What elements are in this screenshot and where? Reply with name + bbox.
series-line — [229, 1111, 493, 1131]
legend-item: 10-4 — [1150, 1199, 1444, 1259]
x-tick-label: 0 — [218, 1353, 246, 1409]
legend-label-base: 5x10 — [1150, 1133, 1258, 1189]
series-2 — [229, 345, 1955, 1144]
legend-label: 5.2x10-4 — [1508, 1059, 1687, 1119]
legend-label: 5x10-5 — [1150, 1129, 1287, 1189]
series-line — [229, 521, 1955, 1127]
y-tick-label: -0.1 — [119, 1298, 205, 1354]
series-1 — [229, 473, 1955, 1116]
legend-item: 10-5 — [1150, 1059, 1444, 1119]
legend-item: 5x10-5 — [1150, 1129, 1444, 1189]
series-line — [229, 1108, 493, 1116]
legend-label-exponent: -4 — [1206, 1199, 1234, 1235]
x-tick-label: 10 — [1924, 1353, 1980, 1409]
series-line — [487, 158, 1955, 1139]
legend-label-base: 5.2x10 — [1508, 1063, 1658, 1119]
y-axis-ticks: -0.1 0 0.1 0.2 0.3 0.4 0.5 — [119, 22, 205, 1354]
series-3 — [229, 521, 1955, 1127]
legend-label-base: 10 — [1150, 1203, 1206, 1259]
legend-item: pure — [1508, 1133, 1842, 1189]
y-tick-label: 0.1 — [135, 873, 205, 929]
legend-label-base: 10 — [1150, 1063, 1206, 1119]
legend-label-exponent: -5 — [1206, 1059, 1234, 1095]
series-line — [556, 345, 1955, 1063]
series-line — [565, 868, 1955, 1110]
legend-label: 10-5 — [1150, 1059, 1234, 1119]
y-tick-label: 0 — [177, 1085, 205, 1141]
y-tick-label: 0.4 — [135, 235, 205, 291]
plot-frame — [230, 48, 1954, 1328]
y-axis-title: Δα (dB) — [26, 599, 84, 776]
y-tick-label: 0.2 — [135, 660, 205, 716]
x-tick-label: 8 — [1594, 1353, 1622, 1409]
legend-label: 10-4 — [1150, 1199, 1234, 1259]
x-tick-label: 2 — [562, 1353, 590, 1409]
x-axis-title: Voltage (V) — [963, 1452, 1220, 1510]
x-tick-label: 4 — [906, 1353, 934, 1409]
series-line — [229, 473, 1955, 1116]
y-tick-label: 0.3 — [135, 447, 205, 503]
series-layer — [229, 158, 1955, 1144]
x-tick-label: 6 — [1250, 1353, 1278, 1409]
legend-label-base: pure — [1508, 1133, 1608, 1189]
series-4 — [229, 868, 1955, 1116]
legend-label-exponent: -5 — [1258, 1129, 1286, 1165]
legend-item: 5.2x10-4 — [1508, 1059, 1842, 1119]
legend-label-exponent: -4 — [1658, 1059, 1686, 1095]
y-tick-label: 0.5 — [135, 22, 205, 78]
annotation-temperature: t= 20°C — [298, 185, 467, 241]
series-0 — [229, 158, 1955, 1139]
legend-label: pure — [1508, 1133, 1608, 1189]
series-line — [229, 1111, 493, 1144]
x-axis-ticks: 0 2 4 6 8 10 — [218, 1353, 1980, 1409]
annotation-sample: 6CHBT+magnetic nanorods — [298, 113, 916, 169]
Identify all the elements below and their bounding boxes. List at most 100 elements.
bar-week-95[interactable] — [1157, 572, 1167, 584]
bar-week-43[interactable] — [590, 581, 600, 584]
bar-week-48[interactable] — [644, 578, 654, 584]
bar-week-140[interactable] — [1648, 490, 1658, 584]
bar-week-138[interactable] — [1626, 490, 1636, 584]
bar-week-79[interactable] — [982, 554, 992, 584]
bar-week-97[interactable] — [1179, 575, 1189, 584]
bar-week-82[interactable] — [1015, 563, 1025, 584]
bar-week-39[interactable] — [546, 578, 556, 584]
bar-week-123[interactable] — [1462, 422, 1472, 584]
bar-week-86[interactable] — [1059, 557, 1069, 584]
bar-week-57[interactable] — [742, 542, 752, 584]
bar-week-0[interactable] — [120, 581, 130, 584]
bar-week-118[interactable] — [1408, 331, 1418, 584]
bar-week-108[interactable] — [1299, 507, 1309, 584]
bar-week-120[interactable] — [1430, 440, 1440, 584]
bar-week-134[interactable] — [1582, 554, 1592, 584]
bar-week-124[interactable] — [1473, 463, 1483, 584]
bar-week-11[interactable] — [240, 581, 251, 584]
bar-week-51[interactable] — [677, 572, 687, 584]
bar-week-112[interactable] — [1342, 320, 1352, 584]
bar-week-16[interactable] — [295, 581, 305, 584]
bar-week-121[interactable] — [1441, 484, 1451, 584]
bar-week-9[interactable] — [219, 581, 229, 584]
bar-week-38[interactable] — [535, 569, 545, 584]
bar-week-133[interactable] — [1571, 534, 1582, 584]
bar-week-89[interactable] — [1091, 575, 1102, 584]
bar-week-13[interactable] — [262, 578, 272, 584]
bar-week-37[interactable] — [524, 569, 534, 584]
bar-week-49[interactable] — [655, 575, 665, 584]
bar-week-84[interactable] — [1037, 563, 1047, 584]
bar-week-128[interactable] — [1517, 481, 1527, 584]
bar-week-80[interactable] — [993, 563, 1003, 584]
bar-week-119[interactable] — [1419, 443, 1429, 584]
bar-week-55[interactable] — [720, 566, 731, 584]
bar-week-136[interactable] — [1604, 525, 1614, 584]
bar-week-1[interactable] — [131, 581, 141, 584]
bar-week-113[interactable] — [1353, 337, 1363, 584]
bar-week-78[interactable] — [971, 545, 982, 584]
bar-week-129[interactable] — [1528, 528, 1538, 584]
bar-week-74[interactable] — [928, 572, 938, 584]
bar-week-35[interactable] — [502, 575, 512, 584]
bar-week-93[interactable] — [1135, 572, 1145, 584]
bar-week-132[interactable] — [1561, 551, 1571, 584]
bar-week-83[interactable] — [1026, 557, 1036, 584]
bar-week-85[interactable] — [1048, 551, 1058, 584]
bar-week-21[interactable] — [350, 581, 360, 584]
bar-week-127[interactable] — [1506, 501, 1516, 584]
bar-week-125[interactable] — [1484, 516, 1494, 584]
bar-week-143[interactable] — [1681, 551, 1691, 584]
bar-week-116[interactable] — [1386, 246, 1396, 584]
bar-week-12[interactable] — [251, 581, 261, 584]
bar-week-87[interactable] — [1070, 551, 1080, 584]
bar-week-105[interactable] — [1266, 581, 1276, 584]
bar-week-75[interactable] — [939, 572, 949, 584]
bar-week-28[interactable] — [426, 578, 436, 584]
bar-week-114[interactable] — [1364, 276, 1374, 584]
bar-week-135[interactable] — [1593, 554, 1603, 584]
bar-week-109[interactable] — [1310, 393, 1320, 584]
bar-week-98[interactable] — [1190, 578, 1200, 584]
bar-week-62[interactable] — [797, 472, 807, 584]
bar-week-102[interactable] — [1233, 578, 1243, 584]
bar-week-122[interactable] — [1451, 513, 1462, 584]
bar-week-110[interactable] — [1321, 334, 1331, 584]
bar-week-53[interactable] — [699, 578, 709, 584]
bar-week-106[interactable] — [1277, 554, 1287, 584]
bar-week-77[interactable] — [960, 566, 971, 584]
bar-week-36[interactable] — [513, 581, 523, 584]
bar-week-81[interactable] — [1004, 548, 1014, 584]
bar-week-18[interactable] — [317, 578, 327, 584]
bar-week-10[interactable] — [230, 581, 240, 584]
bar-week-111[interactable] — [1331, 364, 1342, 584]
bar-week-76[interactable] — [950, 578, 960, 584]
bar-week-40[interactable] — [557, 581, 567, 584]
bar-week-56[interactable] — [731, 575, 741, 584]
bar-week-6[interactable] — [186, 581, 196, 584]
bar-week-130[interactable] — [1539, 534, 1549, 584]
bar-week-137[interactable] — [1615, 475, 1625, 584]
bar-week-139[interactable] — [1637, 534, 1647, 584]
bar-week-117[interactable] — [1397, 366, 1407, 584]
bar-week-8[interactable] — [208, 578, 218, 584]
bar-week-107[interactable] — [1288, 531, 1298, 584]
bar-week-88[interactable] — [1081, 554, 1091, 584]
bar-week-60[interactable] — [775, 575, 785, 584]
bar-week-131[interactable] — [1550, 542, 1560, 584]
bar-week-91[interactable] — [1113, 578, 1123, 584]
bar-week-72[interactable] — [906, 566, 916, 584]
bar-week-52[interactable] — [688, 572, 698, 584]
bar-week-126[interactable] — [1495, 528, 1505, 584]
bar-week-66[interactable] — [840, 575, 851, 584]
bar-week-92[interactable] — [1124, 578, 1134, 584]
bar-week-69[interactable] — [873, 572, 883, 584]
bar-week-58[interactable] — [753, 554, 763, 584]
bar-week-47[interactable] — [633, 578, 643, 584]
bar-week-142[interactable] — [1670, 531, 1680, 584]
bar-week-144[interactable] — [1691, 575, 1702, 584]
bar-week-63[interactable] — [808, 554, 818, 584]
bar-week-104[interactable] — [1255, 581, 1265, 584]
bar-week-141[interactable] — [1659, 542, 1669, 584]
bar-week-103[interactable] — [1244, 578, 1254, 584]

*****

What you should do: Give every line from the start of the records through the line holding "y-tick-label: 0.4 — [135, 235, 205, 291]", inclusive, as a numbered list with blank lines left out.

Solution for this task:
1. What elements are in this screenshot and where? Reply with name + bbox.
2. series-line — [229, 1111, 493, 1131]
3. legend-item: 10-4 — [1150, 1199, 1444, 1259]
4. x-tick-label: 0 — [218, 1353, 246, 1409]
5. legend-label-base: 5x10 — [1150, 1133, 1258, 1189]
6. series-2 — [229, 345, 1955, 1144]
7. legend-label: 5.2x10-4 — [1508, 1059, 1687, 1119]
8. legend-label: 5x10-5 — [1150, 1129, 1287, 1189]
9. series-line — [229, 521, 1955, 1127]
10. y-tick-label: -0.1 — [119, 1298, 205, 1354]
11. series-1 — [229, 473, 1955, 1116]
12. legend-item: 10-5 — [1150, 1059, 1444, 1119]
13. legend-item: 5x10-5 — [1150, 1129, 1444, 1189]
14. series-line — [229, 1108, 493, 1116]
15. legend-label-exponent: -4 — [1206, 1199, 1234, 1235]
16. x-tick-label: 10 — [1924, 1353, 1980, 1409]
17. series-line — [487, 158, 1955, 1139]
18. legend-label-base: 5.2x10 — [1508, 1063, 1658, 1119]
19. y-axis-ticks: -0.1 0 0.1 0.2 0.3 0.4 0.5 — [119, 22, 205, 1354]
20. series-3 — [229, 521, 1955, 1127]
21. legend-label-base: 10 — [1150, 1203, 1206, 1259]
22. legend-item: pure — [1508, 1133, 1842, 1189]
23. y-tick-label: 0.1 — [135, 873, 205, 929]
24. legend-label-base: 10 — [1150, 1063, 1206, 1119]
25. legend-label-exponent: -5 — [1206, 1059, 1234, 1095]
26. series-line — [556, 345, 1955, 1063]
27. series-line — [565, 868, 1955, 1110]
28. legend-label: 10-5 — [1150, 1059, 1234, 1119]
29. y-tick-label: 0 — [177, 1085, 205, 1141]
30. y-tick-label: 0.4 — [135, 235, 205, 291]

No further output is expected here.